Exercise
Word for word, retype every entry in the listing.

Input rows
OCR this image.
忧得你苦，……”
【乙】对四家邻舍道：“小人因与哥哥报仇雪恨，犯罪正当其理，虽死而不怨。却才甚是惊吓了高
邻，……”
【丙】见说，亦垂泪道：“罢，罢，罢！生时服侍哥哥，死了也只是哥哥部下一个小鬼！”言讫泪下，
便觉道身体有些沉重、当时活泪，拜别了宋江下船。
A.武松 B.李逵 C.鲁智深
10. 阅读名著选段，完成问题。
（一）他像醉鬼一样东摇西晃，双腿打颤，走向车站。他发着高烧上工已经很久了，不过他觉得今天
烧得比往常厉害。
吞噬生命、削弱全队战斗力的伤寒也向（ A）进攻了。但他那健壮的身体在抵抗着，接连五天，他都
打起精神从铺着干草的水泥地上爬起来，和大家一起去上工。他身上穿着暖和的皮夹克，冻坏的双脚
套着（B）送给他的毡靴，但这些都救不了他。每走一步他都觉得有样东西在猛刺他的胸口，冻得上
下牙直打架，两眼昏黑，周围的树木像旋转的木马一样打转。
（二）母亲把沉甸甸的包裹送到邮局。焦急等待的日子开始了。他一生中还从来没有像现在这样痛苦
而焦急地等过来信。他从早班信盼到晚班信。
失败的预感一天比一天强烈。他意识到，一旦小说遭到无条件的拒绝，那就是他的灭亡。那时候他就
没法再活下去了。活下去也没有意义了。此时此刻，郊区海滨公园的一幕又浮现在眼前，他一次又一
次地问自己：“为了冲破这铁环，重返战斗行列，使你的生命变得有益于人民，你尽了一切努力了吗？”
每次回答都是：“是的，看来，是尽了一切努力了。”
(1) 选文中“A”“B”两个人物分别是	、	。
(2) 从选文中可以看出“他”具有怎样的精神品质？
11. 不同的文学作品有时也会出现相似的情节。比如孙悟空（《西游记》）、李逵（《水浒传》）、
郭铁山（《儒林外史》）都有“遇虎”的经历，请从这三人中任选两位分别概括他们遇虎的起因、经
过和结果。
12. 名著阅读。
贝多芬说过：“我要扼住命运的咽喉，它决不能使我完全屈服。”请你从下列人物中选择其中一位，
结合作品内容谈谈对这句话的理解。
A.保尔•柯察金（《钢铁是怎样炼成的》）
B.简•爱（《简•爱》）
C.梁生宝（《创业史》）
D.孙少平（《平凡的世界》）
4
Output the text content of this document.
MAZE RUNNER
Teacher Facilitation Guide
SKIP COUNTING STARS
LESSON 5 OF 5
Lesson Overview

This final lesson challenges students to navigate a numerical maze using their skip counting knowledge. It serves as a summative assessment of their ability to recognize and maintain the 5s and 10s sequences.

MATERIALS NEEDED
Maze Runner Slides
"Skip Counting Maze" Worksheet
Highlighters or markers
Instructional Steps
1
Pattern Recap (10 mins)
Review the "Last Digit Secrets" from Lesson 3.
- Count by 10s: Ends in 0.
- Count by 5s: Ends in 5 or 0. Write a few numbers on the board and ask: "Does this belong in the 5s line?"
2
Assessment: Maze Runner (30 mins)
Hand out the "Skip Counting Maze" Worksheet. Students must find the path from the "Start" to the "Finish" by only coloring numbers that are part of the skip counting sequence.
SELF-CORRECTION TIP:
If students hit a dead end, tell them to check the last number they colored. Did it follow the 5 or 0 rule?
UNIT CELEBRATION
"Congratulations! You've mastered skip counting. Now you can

Exercise solution
OCR this image.
忧得你苦，……”
【乙】对四家邻舍道：“小人因与哥哥报仇雪恨，犯罪正当其理，虽死而不怨。却才甚是惊吓了高
邻，……”
【丙】见说，亦垂泪道：“罢，罢，罢！生时服侍哥哥，死了也只是哥哥部下一个小鬼！”言讫泪下，
便觉道身体有些沉重、当时活泪，拜别了宋江下船。
A.武松 B.李逵 C.鲁智深
10. 阅读名著选段，完成问题。
（一）他像醉鬼一样东摇西晃，双腿打颤，走向车站。他发着高烧上工已经很久了，不过他觉得今天
烧得比往常厉害。
吞噬生命、削弱全队战斗力的伤寒也向（ A）进攻了。但他那健壮的身体在抵抗着，接连五天，他都
打起精神从铺着干草的水泥地上爬起来，和大家一起去上工。他身上穿着暖和的皮夹克，冻坏的双脚
套着（B）送给他的毡靴，但这些都救不了他。每走一步他都觉得有样东西在猛刺他的胸口，冻得上
下牙直打架，两眼昏黑，周围的树木像旋转的木马一样打转。
（二）母亲把沉甸甸的包裹送到邮局。焦急等待的日子开始了。他一生中还从来没有像现在这样痛苦
而焦急地等过来信。他从早班信盼到晚班信。
失败的预感一天比一天强烈。他意识到，一旦小说遭到无条件的拒绝，那就是他的灭亡。那时候他就
没法再活下去了。活下去也没有意义了。此时此刻，郊区海滨公园的一幕又浮现在眼前，他一次又一
次地问自己：“为了冲破这铁环，重返战斗行列，使你的生命变得有益于人民，你尽了一切努力了吗？”
每次回答都是：“是的，看来，是尽了一切努力了。”
(1) 选文中“A”“B”两个人物分别是	、	。
(2) 从选文中可以看出“他”具有怎样的精神品质？
11. 不同的文学作品有时也会出现相似的情节。比如孙悟空（《西游记》）、李逵（《水浒传》）、
郭铁山（《儒林外史》）都有“遇虎”的经历，请从这三人中任选两位分别概括他们遇虎的起因、经
过和结果。
12. 名著阅读。
贝多芬说过：“我要扼住命运的咽喉，它决不能使我完全屈服。”请你从下列人物中选择其中一位，
结合作品内容谈谈对这句话的理解。
A.保尔•柯察金（《钢铁是怎样炼成的》）
B.简•爱（《简•爱》）
C.梁生宝（《创业史》）
D.孙少平（《平凡的世界》）
4
Output the text content of this document.
MAZE RUNNER
Teacher Facilitation Guide
SKIP COUNTING STARS
LESSON 5 OF 5
Lesson Overview

This final lesson challenges students to navigate a numerical maze using their skip counting knowledge. It serves as a summative assessment of their ability to recognize and maintain the 5s and 10s sequences.

MATERIALS NEEDED
Maze Runner Slides
"Skip Counting Maze" Worksheet
Highlighters or markers
Instructional Steps
1
Pattern Recap (10 mins)
Review the "Last Digit Secrets" from Lesson 3.
- Count by 10s: Ends in 0.
- Count by 5s: Ends in 5 or 0. Write a few numbers on the board and ask: "Does this belong in the 5s line?"
2
Assessment: Maze Runner (30 mins)
Hand out the "Skip Counting Maze" Worksheet. Students must find the path from the "Start" to the "Finish" by only coloring numbers that are part of the skip counting sequence.
SELF-CORRECTION TIP:
If students hit a dead end, tell them to check the last number they colored. Did it follow the 5 or 0 rule?
UNIT CELEBRATION
"Congratulations! You've mastered skip counting. Now you can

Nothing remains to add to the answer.